Copy each line of the data below exactly, leaving out pictures.

## [Data to process]

--- begin ---

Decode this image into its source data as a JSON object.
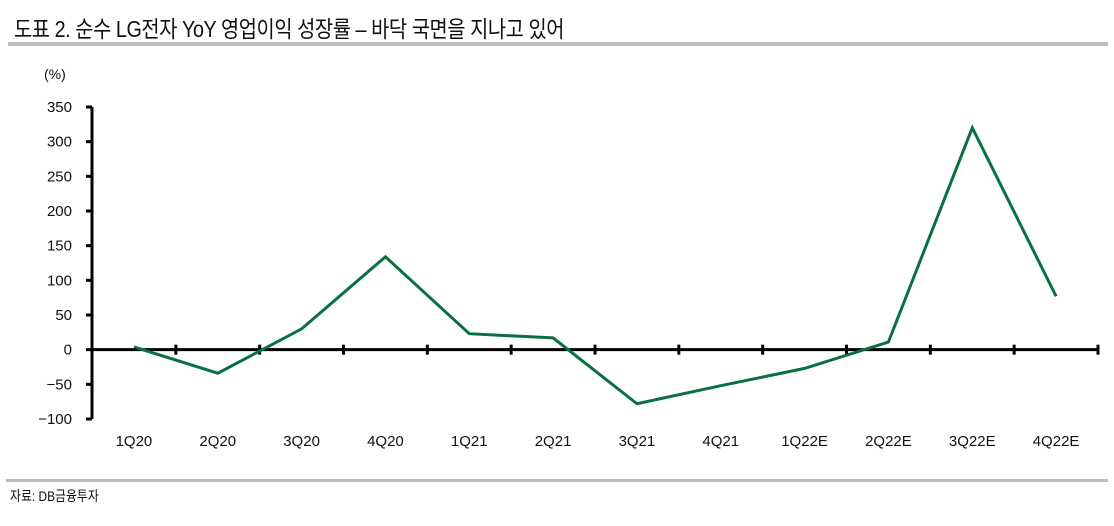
{
  "figure": {
    "title": "도표 2. 순수 LG전자 YoY 영업이익 성장률 – 바닥 국면을 지나고 있어",
    "unit_label": "(%)",
    "source": "자료: DB금융투자"
  },
  "colors": {
    "line": "#0a7042",
    "axis": "#000000",
    "rule": "#bdbdbd"
  },
  "chart_data": {
    "type": "line",
    "title": "도표 2. 순수 LG전자 YoY 영업이익 성장률 – 바닥 국면을 지나고 있어",
    "xlabel": "",
    "ylabel": "(%)",
    "ylim": [
      -100,
      350
    ],
    "yticks": [
      350,
      300,
      250,
      200,
      150,
      100,
      50,
      0,
      -50,
      -100
    ],
    "ytick_labels": [
      "350",
      "300",
      "250",
      "200",
      "150",
      "100",
      "50",
      "0",
      "−50",
      "−100"
    ],
    "grid": false,
    "legend": null,
    "categories": [
      "1Q20",
      "2Q20",
      "3Q20",
      "4Q20",
      "1Q21",
      "2Q21",
      "3Q21",
      "4Q21",
      "1Q22E",
      "2Q22E",
      "3Q22E",
      "4Q22E"
    ],
    "series": [
      {
        "name": "순수 LG전자 YoY 영업이익 성장률",
        "values": [
          4,
          -34,
          30,
          134,
          23,
          17,
          -78,
          -52,
          -27,
          11,
          320,
          77
        ]
      }
    ],
    "source": "자료: DB금융투자"
  }
}
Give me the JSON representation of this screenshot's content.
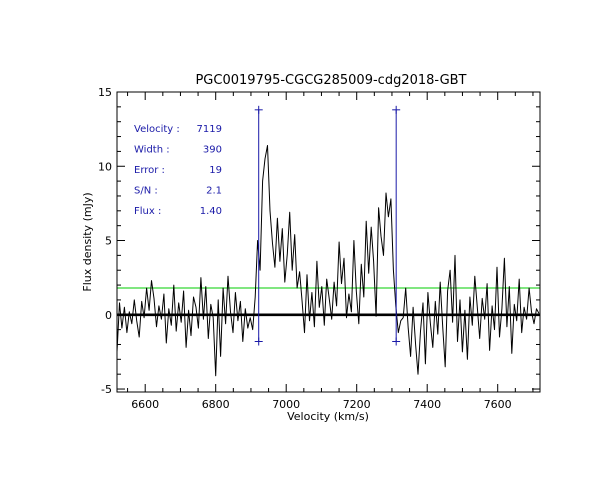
{
  "chart_data": {
    "type": "line",
    "title": "PGC0019795-CGCG285009-cdg2018-GBT",
    "xlabel": "Velocity (km/s)",
    "ylabel": "Flux density (mJy)",
    "xlim": [
      6520,
      7720
    ],
    "ylim": [
      -5.2,
      15
    ],
    "x_ticks": [
      6600,
      6800,
      7000,
      7200,
      7400,
      7600
    ],
    "y_ticks": [
      -5,
      0,
      5,
      10,
      15
    ],
    "grid": false,
    "colors": {
      "spectrum": "#000000",
      "baseline": "#000000",
      "threshold": "#00cc00",
      "markers": "#1a1aa8",
      "annotation": "#1a1aa8"
    },
    "baseline_y": 0,
    "threshold_y": 1.8,
    "markers": [
      {
        "x": 6922,
        "y_top": 13.8,
        "y_bottom": -1.8
      },
      {
        "x": 7312,
        "y_top": 13.8,
        "y_bottom": -1.8
      }
    ],
    "annotations": [
      {
        "label": "Velocity :",
        "value": "7119"
      },
      {
        "label": "Width :",
        "value": "390"
      },
      {
        "label": "Error :",
        "value": "19"
      },
      {
        "label": "S/N :",
        "value": "2.1"
      },
      {
        "label": "Flux :",
        "value": "1.40"
      }
    ],
    "series": [
      {
        "x": [
          6520,
          6527,
          6534,
          6541,
          6548,
          6555,
          6562,
          6569,
          6576,
          6583,
          6590,
          6597,
          6604,
          6611,
          6618,
          6625,
          6632,
          6639,
          6646,
          6653,
          6660,
          6667,
          6674,
          6681,
          6688,
          6695,
          6702,
          6709,
          6716,
          6723,
          6730,
          6737,
          6744,
          6751,
          6758,
          6765,
          6772,
          6779,
          6786,
          6793,
          6800,
          6807,
          6814,
          6821,
          6828,
          6835,
          6842,
          6849,
          6856,
          6863,
          6870,
          6877,
          6884,
          6891,
          6898,
          6905,
          6912,
          6919,
          6926,
          6933,
          6940,
          6947,
          6954,
          6961,
          6968,
          6975,
          6982,
          6989,
          6996,
          7003,
          7010,
          7017,
          7024,
          7031,
          7038,
          7045,
          7052,
          7059,
          7066,
          7073,
          7080,
          7087,
          7094,
          7101,
          7108,
          7115,
          7122,
          7129,
          7136,
          7143,
          7150,
          7157,
          7164,
          7171,
          7178,
          7185,
          7192,
          7199,
          7206,
          7213,
          7220,
          7227,
          7234,
          7241,
          7248,
          7255,
          7262,
          7269,
          7276,
          7283,
          7290,
          7297,
          7304,
          7311,
          7318,
          7325,
          7332,
          7339,
          7346,
          7353,
          7360,
          7367,
          7374,
          7381,
          7388,
          7395,
          7402,
          7409,
          7416,
          7423,
          7430,
          7437,
          7444,
          7451,
          7458,
          7465,
          7472,
          7479,
          7486,
          7493,
          7500,
          7507,
          7514,
          7521,
          7528,
          7535,
          7542,
          7549,
          7556,
          7563,
          7570,
          7577,
          7584,
          7591,
          7598,
          7605,
          7612,
          7619,
          7626,
          7633,
          7640,
          7647,
          7654,
          7661,
          7668,
          7675,
          7682,
          7689,
          7696,
          7703,
          7710,
          7717
        ],
        "y": [
          -2.5,
          0.8,
          -0.9,
          0.5,
          -1.2,
          0.2,
          -0.6,
          1.0,
          -0.4,
          -1.5,
          0.9,
          -0.2,
          1.8,
          0.3,
          2.3,
          1.1,
          -0.8,
          0.6,
          -0.3,
          1.4,
          -1.9,
          0.4,
          -0.7,
          2.0,
          -1.1,
          0.8,
          -0.5,
          1.6,
          -2.2,
          0.3,
          -1.4,
          1.2,
          0.5,
          -0.9,
          2.5,
          -0.3,
          1.9,
          -1.6,
          0.7,
          -0.2,
          -4.1,
          1.0,
          -2.8,
          1.8,
          -0.6,
          2.6,
          0.2,
          -1.2,
          1.5,
          -0.4,
          0.9,
          -1.8,
          0.4,
          -0.9,
          -0.2,
          -1.0,
          1.2,
          5.0,
          3.0,
          9.0,
          10.5,
          11.4,
          7.0,
          4.8,
          3.2,
          6.5,
          3.6,
          5.8,
          2.2,
          4.1,
          6.9,
          3.0,
          5.4,
          1.8,
          2.9,
          0.9,
          -1.2,
          2.7,
          -0.4,
          1.5,
          -0.8,
          3.6,
          0.5,
          1.9,
          -0.7,
          2.4,
          1.1,
          -0.3,
          2.2,
          0.6,
          4.9,
          2.1,
          3.8,
          -0.2,
          1.4,
          0.2,
          5.0,
          1.6,
          -0.6,
          3.4,
          1.2,
          6.3,
          2.8,
          5.9,
          3.6,
          -0.1,
          7.2,
          5.3,
          4.0,
          8.2,
          6.6,
          7.8,
          3.0,
          0.6,
          -1.2,
          -0.4,
          -0.2,
          1.8,
          -0.9,
          -2.8,
          0.5,
          -2.0,
          -4.0,
          -1.1,
          0.8,
          -3.3,
          1.5,
          -0.6,
          -2.2,
          0.9,
          -1.3,
          2.2,
          -0.8,
          -3.5,
          1.6,
          3.0,
          -0.5,
          4.0,
          -1.8,
          1.0,
          -2.5,
          0.3,
          -3.0,
          1.2,
          -0.7,
          2.6,
          0.5,
          -1.6,
          1.1,
          -0.3,
          2.1,
          -2.4,
          0.6,
          -1.0,
          3.2,
          -1.5,
          0.4,
          3.8,
          -0.8,
          1.9,
          -2.6,
          0.7,
          -0.4,
          2.4,
          -1.2,
          0.5,
          -0.3,
          1.8,
          0.2,
          -0.6,
          0.4,
          0.1
        ]
      }
    ]
  }
}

--- end ---

## [Correct result]
Decode this image into its source data as a JSON object.
{
  "figure": {
    "title": "도표 2. 순수 LG전자 YoY 영업이익 성장률 – 바닥 국면을 지나고 있어",
    "unit_label": "(%)",
    "source": "자료: DB금융투자"
  },
  "colors": {
    "line": "#0a7042",
    "axis": "#000000",
    "rule": "#bdbdbd"
  },
  "chart_data": {
    "type": "line",
    "title": "도표 2. 순수 LG전자 YoY 영업이익 성장률 – 바닥 국면을 지나고 있어",
    "xlabel": "",
    "ylabel": "(%)",
    "ylim": [
      -100,
      350
    ],
    "yticks": [
      350,
      300,
      250,
      200,
      150,
      100,
      50,
      0,
      -50,
      -100
    ],
    "ytick_labels": [
      "350",
      "300",
      "250",
      "200",
      "150",
      "100",
      "50",
      "0",
      "−50",
      "−100"
    ],
    "grid": false,
    "legend": null,
    "categories": [
      "1Q20",
      "2Q20",
      "3Q20",
      "4Q20",
      "1Q21",
      "2Q21",
      "3Q21",
      "4Q21",
      "1Q22E",
      "2Q22E",
      "3Q22E",
      "4Q22E"
    ],
    "series": [
      {
        "name": "순수 LG전자 YoY 영업이익 성장률",
        "values": [
          4,
          -34,
          30,
          134,
          23,
          17,
          -78,
          -52,
          -27,
          11,
          320,
          77
        ]
      }
    ],
    "source": "자료: DB금융투자"
  }
}
Give me the JSON representation of this screenshot's content.
{
  "chart_data": {
    "type": "line",
    "title": "PGC0019795-CGCG285009-cdg2018-GBT",
    "xlabel": "Velocity (km/s)",
    "ylabel": "Flux density (mJy)",
    "xlim": [
      6520,
      7720
    ],
    "ylim": [
      -5.2,
      15
    ],
    "x_ticks": [
      6600,
      6800,
      7000,
      7200,
      7400,
      7600
    ],
    "y_ticks": [
      -5,
      0,
      5,
      10,
      15
    ],
    "grid": false,
    "colors": {
      "spectrum": "#000000",
      "baseline": "#000000",
      "threshold": "#00cc00",
      "markers": "#1a1aa8",
      "annotation": "#1a1aa8"
    },
    "baseline_y": 0,
    "threshold_y": 1.8,
    "markers": [
      {
        "x": 6922,
        "y_top": 13.8,
        "y_bottom": -1.8
      },
      {
        "x": 7312,
        "y_top": 13.8,
        "y_bottom": -1.8
      }
    ],
    "annotations": [
      {
        "label": "Velocity :",
        "value": "7119"
      },
      {
        "label": "Width :",
        "value": "390"
      },
      {
        "label": "Error :",
        "value": "19"
      },
      {
        "label": "S/N :",
        "value": "2.1"
      },
      {
        "label": "Flux :",
        "value": "1.40"
      }
    ],
    "series": [
      {
        "x": [
          6520,
          6527,
          6534,
          6541,
          6548,
          6555,
          6562,
          6569,
          6576,
          6583,
          6590,
          6597,
          6604,
          6611,
          6618,
          6625,
          6632,
          6639,
          6646,
          6653,
          6660,
          6667,
          6674,
          6681,
          6688,
          6695,
          6702,
          6709,
          6716,
          6723,
          6730,
          6737,
          6744,
          6751,
          6758,
          6765,
          6772,
          6779,
          6786,
          6793,
          6800,
          6807,
          6814,
          6821,
          6828,
          6835,
          6842,
          6849,
          6856,
          6863,
          6870,
          6877,
          6884,
          6891,
          6898,
          6905,
          6912,
          6919,
          6926,
          6933,
          6940,
          6947,
          6954,
          6961,
          6968,
          6975,
          6982,
          6989,
          6996,
          7003,
          7010,
          7017,
          7024,
          7031,
          7038,
          7045,
          7052,
          7059,
          7066,
          7073,
          7080,
          7087,
          7094,
          7101,
          7108,
          7115,
          7122,
          7129,
          7136,
          7143,
          7150,
          7157,
          7164,
          7171,
          7178,
          7185,
          7192,
          7199,
          7206,
          7213,
          7220,
          7227,
          7234,
          7241,
          7248,
          7255,
          7262,
          7269,
          7276,
          7283,
          7290,
          7297,
          7304,
          7311,
          7318,
          7325,
          7332,
          7339,
          7346,
          7353,
          7360,
          7367,
          7374,
          7381,
          7388,
          7395,
          7402,
          7409,
          7416,
          7423,
          7430,
          7437,
          7444,
          7451,
          7458,
          7465,
          7472,
          7479,
          7486,
          7493,
          7500,
          7507,
          7514,
          7521,
          7528,
          7535,
          7542,
          7549,
          7556,
          7563,
          7570,
          7577,
          7584,
          7591,
          7598,
          7605,
          7612,
          7619,
          7626,
          7633,
          7640,
          7647,
          7654,
          7661,
          7668,
          7675,
          7682,
          7689,
          7696,
          7703,
          7710,
          7717
        ],
        "y": [
          -2.5,
          0.8,
          -0.9,
          0.5,
          -1.2,
          0.2,
          -0.6,
          1.0,
          -0.4,
          -1.5,
          0.9,
          -0.2,
          1.8,
          0.3,
          2.3,
          1.1,
          -0.8,
          0.6,
          -0.3,
          1.4,
          -1.9,
          0.4,
          -0.7,
          2.0,
          -1.1,
          0.8,
          -0.5,
          1.6,
          -2.2,
          0.3,
          -1.4,
          1.2,
          0.5,
          -0.9,
          2.5,
          -0.3,
          1.9,
          -1.6,
          0.7,
          -0.2,
          -4.1,
          1.0,
          -2.8,
          1.8,
          -0.6,
          2.6,
          0.2,
          -1.2,
          1.5,
          -0.4,
          0.9,
          -1.8,
          0.4,
          -0.9,
          -0.2,
          -1.0,
          1.2,
          5.0,
          3.0,
          9.0,
          10.5,
          11.4,
          7.0,
          4.8,
          3.2,
          6.5,
          3.6,
          5.8,
          2.2,
          4.1,
          6.9,
          3.0,
          5.4,
          1.8,
          2.9,
          0.9,
          -1.2,
          2.7,
          -0.4,
          1.5,
          -0.8,
          3.6,
          0.5,
          1.9,
          -0.7,
          2.4,
          1.1,
          -0.3,
          2.2,
          0.6,
          4.9,
          2.1,
          3.8,
          -0.2,
          1.4,
          0.2,
          5.0,
          1.6,
          -0.6,
          3.4,
          1.2,
          6.3,
          2.8,
          5.9,
          3.6,
          -0.1,
          7.2,
          5.3,
          4.0,
          8.2,
          6.6,
          7.8,
          3.0,
          0.6,
          -1.2,
          -0.4,
          -0.2,
          1.8,
          -0.9,
          -2.8,
          0.5,
          -2.0,
          -4.0,
          -1.1,
          0.8,
          -3.3,
          1.5,
          -0.6,
          -2.2,
          0.9,
          -1.3,
          2.2,
          -0.8,
          -3.5,
          1.6,
          3.0,
          -0.5,
          4.0,
          -1.8,
          1.0,
          -2.5,
          0.3,
          -3.0,
          1.2,
          -0.7,
          2.6,
          0.5,
          -1.6,
          1.1,
          -0.3,
          2.1,
          -2.4,
          0.6,
          -1.0,
          3.2,
          -1.5,
          0.4,
          3.8,
          -0.8,
          1.9,
          -2.6,
          0.7,
          -0.4,
          2.4,
          -1.2,
          0.5,
          -0.3,
          1.8,
          0.2,
          -0.6,
          0.4,
          0.1
        ]
      }
    ]
  }
}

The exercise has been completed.